» PROBLEMS TO SOLVE:
a. Decide whether each statement agrees with the passage about Carlés below. Answer yes or no for each and quote the words from the passage that settle it.
(i) Buenos Aires a la vista was published weekly.
(ii) Carlés's offer to fly an aircraft to London was accepted.
(iii) Silvia Guerrico had been part of Club de la Amistad.
b. Using the passage about Carlés below, explain why she offered to fly a large twin engine aircraft from Canada to London.
c. Name every language in which the passage about Carlés below says Buenos Aires a la vista had sections.

» QUOTED PASSAGE:
Radio programmes and their presenters were covered in the popular press, including magazines such as El Gráfico, Sintonía and its weekly supplement Ondania, dedicated to popular culture and radio schedule listings. Carlés featured in these publications on a number of occasions, including as the cover page photograph, or for attending show business events, and she wrote some articles.

During the Second World War she attempted to contact General Charles de Gaulle, then leading the Free French forces in London. She offered to fly a large twin engine aircraft from Canada to London to assist the Free French. This offer was not taken up. Her flying history was sporadic, and the Second World War inhibited her opportunities. In 1946 Carlés joined up with her radio broadcasting colleague Silvia Guerrico, who had been part of Club de la Amistad, in Mexico, with Guerrico escaping the cultural clampdown that followed Juan Perón's election as president in February 1946.

In the 1950s she was the editor and joint owner of Buenos Aires a la vista, a monthly publication with a circulation of 20,000 copies, that was published with Spanish, English, French and Portuguese language sections. The magazine was used by the newly established Aerolíneas Argentinas as their inflight magazine. She worked at the radio station El Mundo, and later as a producer at Channel 7 television station.

She died in Buenos Aires on 21 February 1970. She was 57 years old.

» DATA:
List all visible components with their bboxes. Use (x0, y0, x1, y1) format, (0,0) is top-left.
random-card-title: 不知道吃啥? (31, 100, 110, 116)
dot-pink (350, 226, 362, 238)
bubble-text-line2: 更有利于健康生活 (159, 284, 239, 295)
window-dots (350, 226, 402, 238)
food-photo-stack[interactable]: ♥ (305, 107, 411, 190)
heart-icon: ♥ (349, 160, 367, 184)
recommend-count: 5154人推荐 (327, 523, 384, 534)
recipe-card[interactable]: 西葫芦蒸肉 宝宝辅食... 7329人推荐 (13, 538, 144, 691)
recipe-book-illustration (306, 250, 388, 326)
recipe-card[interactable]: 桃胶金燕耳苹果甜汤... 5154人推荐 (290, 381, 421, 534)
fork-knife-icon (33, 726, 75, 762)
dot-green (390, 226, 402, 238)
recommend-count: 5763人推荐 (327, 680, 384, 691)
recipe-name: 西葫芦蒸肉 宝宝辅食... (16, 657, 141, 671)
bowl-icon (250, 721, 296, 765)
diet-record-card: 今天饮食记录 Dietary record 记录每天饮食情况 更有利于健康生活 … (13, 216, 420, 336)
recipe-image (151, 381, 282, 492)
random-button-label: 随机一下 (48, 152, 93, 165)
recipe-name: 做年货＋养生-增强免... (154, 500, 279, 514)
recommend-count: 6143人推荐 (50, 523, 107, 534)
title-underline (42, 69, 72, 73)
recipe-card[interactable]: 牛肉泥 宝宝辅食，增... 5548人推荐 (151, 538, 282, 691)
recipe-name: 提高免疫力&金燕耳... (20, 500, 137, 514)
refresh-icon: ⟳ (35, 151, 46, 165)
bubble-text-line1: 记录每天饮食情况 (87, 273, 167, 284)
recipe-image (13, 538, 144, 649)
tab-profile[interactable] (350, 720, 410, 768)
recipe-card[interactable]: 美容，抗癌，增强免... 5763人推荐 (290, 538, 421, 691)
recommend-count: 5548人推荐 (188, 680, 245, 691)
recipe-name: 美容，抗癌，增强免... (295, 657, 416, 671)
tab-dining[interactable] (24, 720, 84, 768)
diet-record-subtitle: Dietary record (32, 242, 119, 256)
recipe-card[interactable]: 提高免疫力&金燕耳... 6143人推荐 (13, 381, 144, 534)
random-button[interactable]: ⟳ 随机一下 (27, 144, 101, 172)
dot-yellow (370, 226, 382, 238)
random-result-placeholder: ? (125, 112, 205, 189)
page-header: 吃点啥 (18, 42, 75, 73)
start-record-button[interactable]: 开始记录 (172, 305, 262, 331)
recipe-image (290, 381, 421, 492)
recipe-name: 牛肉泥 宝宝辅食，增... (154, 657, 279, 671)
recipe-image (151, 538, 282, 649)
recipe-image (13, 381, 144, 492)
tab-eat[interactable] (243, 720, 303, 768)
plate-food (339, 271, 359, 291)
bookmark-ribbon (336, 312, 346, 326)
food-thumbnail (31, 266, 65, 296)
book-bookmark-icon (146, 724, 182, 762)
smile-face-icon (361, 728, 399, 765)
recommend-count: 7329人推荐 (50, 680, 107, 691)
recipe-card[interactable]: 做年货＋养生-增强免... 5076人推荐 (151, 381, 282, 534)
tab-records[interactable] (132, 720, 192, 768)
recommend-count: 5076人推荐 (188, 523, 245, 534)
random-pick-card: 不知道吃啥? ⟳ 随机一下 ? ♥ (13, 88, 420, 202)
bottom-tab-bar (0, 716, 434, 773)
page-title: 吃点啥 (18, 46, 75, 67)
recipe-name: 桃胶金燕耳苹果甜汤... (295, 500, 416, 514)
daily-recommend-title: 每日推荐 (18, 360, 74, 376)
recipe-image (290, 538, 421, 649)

» SOLVED TASKS:
a.
(i) No: "a monthly publication with a circulation of 20,000 copies"
(ii) No: "This offer was not taken up."
(iii) Yes: "who had been part of Club de la Amistad"

b. She made the offer to assist the Free French during the Second World War. General Charles de Gaulle was then leading those forces in London.

c. Spanish, English, French, Portuguese